• Required task:
Leave out the pictures and transcribe everything else exactly.

• Dataset rows:
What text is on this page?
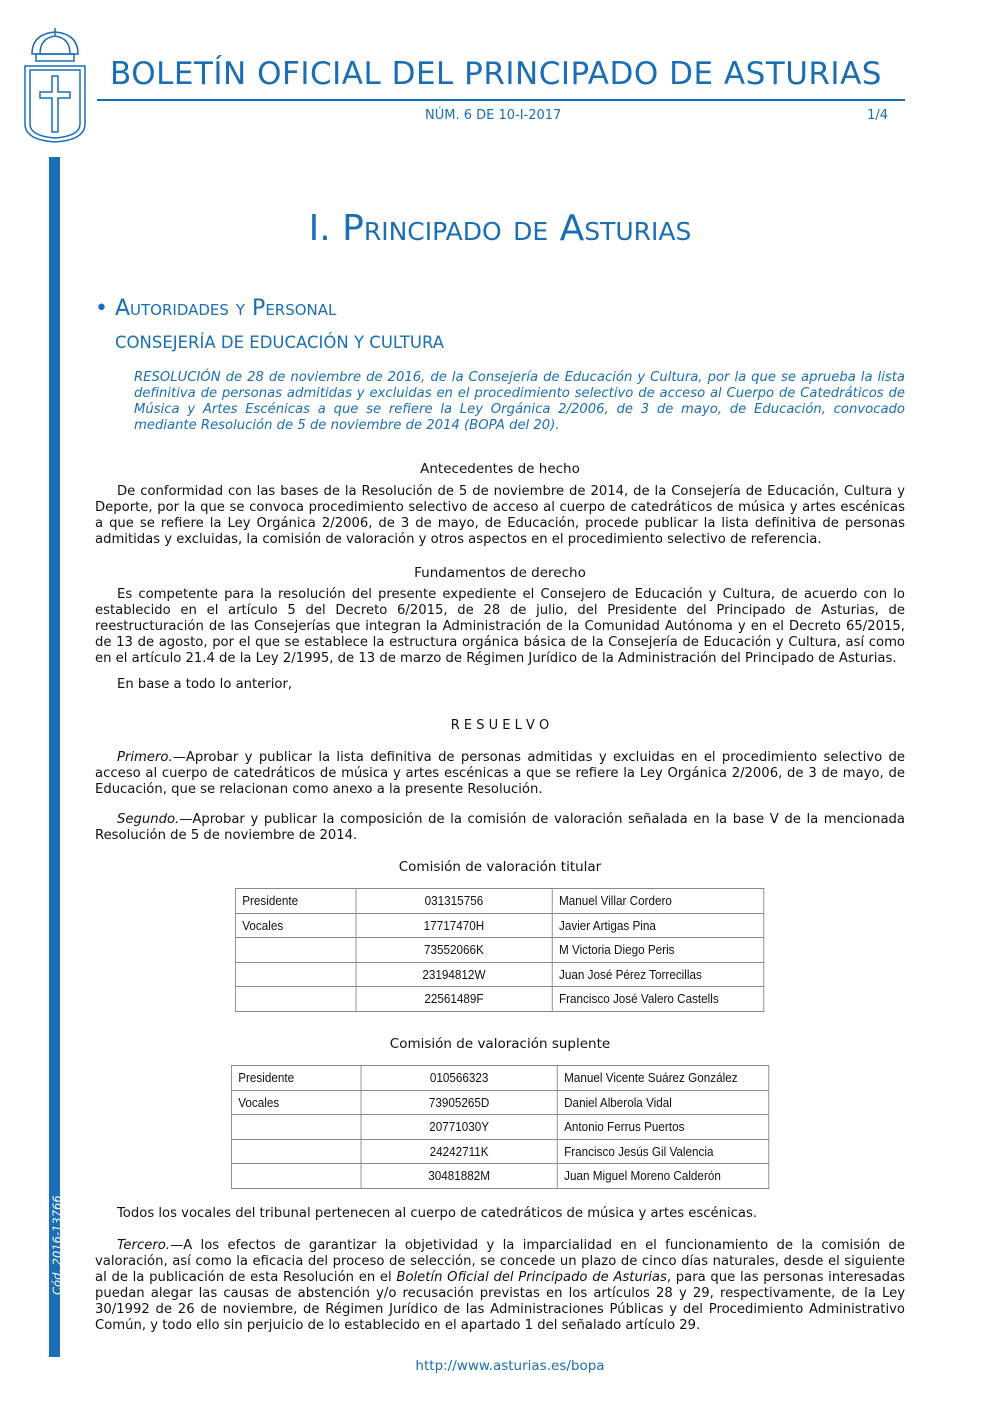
BOLETÍN OFICIAL DEL PRINCIPADO DE ASTURIAS
NÚM. 6 DE 10-I-2017	1/4
Cód. 2016-13766
I. Principado de Asturias
• Autoridades y Personal
CONSEJERÍA DE EDUCACIÓN Y CULTURA
RESOLUCIÓN de 28 de noviembre de 2016, de la Consejería de Educación y Cultura, por la que se aprueba la lista definitiva de personas admitidas y excluidas en el procedimiento selectivo de acceso al Cuerpo de Catedráticos de Música y Artes Escénicas a que se refiere la Ley Orgánica 2/2006, de 3 de mayo, de Educación, convocado mediante Resolución de 5 de noviembre de 2014 (BOPA del 20).
Antecedentes de hecho

De conformidad con las bases de la Resolución de 5 de noviembre de 2014, de la Consejería de Educación, Cultura y Deporte, por la que se convoca procedimiento selectivo de acceso al cuerpo de catedráticos de música y artes escénicas a que se refiere la Ley Orgánica 2/2006, de 3 de mayo, de Educación, procede publicar la lista definitiva de personas admitidas y excluidas, la comisión de valoración y otros aspectos en el procedimiento selectivo de referencia.

Fundamentos de derecho

Es competente para la resolución del presente expediente el Consejero de Educación y Cultura, de acuerdo con lo establecido en el artículo 5 del Decreto 6/2015, de 28 de julio, del Presidente del Principado de Asturias, de reestructuración de las Consejerías que integran la Administración de la Comunidad Autónoma y en el Decreto 65/2015, de 13 de agosto, por el que se establece la estructura orgánica básica de la Consejería de Educación y Cultura, así como en el artículo 21.4 de la Ley 2/1995, de 13 de marzo de Régimen Jurídico de la Administración del Principado de Asturias.

En base a todo lo anterior,

R E S U E L V O

Primero.—Aprobar y publicar la lista definitiva de personas admitidas y excluidas en el procedimiento selectivo de acceso al cuerpo de catedráticos de música y artes escénicas a que se refiere la Ley Orgánica 2/2006, de 3 de mayo, de Educación, que se relacionan como anexo a la presente Resolución.

Segundo.—Aprobar y publicar la composición de la comisión de valoración señalada en la base V de la mencionada Resolución de 5 de noviembre de 2014.

Comisión de valoración titular
Presidente	031315756	Manuel Villar Cordero
Vocales	17717470H	Javier Artigas Pina
	73552066K	M Victoria Diego Peris
	23194812W	Juan José Pérez Torrecillas
	22561489F	Francisco José Valero Castells
Comisión de valoración suplente
Presidente	010566323	Manuel Vicente Suárez González
Vocales	73905265D	Daniel Alberola Vidal
	20771030Y	Antonio Ferrus Puertos
	24242711K	Francisco Jesús Gil Valencia
	30481882M	Juan Miguel Moreno Calderón

Todos los vocales del tribunal pertenecen al cuerpo de catedráticos de música y artes escénicas.

Tercero.—A los efectos de garantizar la objetividad y la imparcialidad en el funcionamiento de la comisión de valoración, así como la eficacia del proceso de selección, se concede un plazo de cinco días naturales, desde el siguiente al de la publicación de esta Resolución en el Boletín Oficial del Principado de Asturias, para que las personas interesadas puedan alegar las causas de abstención y/o recusación previstas en los artículos 28 y 29, respectivamente, de la Ley 30/1992 de 26 de noviembre, de Régimen Jurídico de las Administraciones Públicas y del Procedimiento Administrativo Común, y todo ello sin perjuicio de lo establecido en el apartado 1 del señalado artículo 29.

http://www.asturias.es/bopa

• Complete answer:
What text is on this page?
BOLETÍN OFICIAL DEL PRINCIPADO DE ASTURIAS
NÚM. 6 DE 10-I-2017	1/4
Cód. 2016-13766
I. Principado de Asturias
• Autoridades y Personal
CONSEJERÍA DE EDUCACIÓN Y CULTURA
RESOLUCIÓN de 28 de noviembre de 2016, de la Consejería de Educación y Cultura, por la que se aprueba la lista definitiva de personas admitidas y excluidas en el procedimiento selectivo de acceso al Cuerpo de Catedráticos de Música y Artes Escénicas a que se refiere la Ley Orgánica 2/2006, de 3 de mayo, de Educación, convocado mediante Resolución de 5 de noviembre de 2014 (BOPA del 20).
Antecedentes de hecho

De conformidad con las bases de la Resolución de 5 de noviembre de 2014, de la Consejería de Educación, Cultura y Deporte, por la que se convoca procedimiento selectivo de acceso al cuerpo de catedráticos de música y artes escénicas a que se refiere la Ley Orgánica 2/2006, de 3 de mayo, de Educación, procede publicar la lista definitiva de personas admitidas y excluidas, la comisión de valoración y otros aspectos en el procedimiento selectivo de referencia.

Fundamentos de derecho

Es competente para la resolución del presente expediente el Consejero de Educación y Cultura, de acuerdo con lo establecido en el artículo 5 del Decreto 6/2015, de 28 de julio, del Presidente del Principado de Asturias, de reestructuración de las Consejerías que integran la Administración de la Comunidad Autónoma y en el Decreto 65/2015, de 13 de agosto, por el que se establece la estructura orgánica básica de la Consejería de Educación y Cultura, así como en el artículo 21.4 de la Ley 2/1995, de 13 de marzo de Régimen Jurídico de la Administración del Principado de Asturias.

En base a todo lo anterior,

R E S U E L V O

Primero.—Aprobar y publicar la lista definitiva de personas admitidas y excluidas en el procedimiento selectivo de acceso al cuerpo de catedráticos de música y artes escénicas a que se refiere la Ley Orgánica 2/2006, de 3 de mayo, de Educación, que se relacionan como anexo a la presente Resolución.

Segundo.—Aprobar y publicar la composición de la comisión de valoración señalada en la base V de la mencionada Resolución de 5 de noviembre de 2014.

Comisión de valoración titular
Presidente	031315756	Manuel Villar Cordero
Vocales	17717470H	Javier Artigas Pina
	73552066K	M Victoria Diego Peris
	23194812W	Juan José Pérez Torrecillas
	22561489F	Francisco José Valero Castells
Comisión de valoración suplente
Presidente	010566323	Manuel Vicente Suárez González
Vocales	73905265D	Daniel Alberola Vidal
	20771030Y	Antonio Ferrus Puertos
	24242711K	Francisco Jesús Gil Valencia
	30481882M	Juan Miguel Moreno Calderón

Todos los vocales del tribunal pertenecen al cuerpo de catedráticos de música y artes escénicas.

Tercero.—A los efectos de garantizar la objetividad y la imparcialidad en el funcionamiento de la comisión de valoración, así como la eficacia del proceso de selección, se concede un plazo de cinco días naturales, desde el siguiente al de la publicación de esta Resolución en el Boletín Oficial del Principado de Asturias, para que las personas interesadas puedan alegar las causas de abstención y/o recusación previstas en los artículos 28 y 29, respectivamente, de la Ley 30/1992 de 26 de noviembre, de Régimen Jurídico de las Administraciones Públicas y del Procedimiento Administrativo Común, y todo ello sin perjuicio de lo establecido en el apartado 1 del señalado artículo 29.

http://www.asturias.es/bopa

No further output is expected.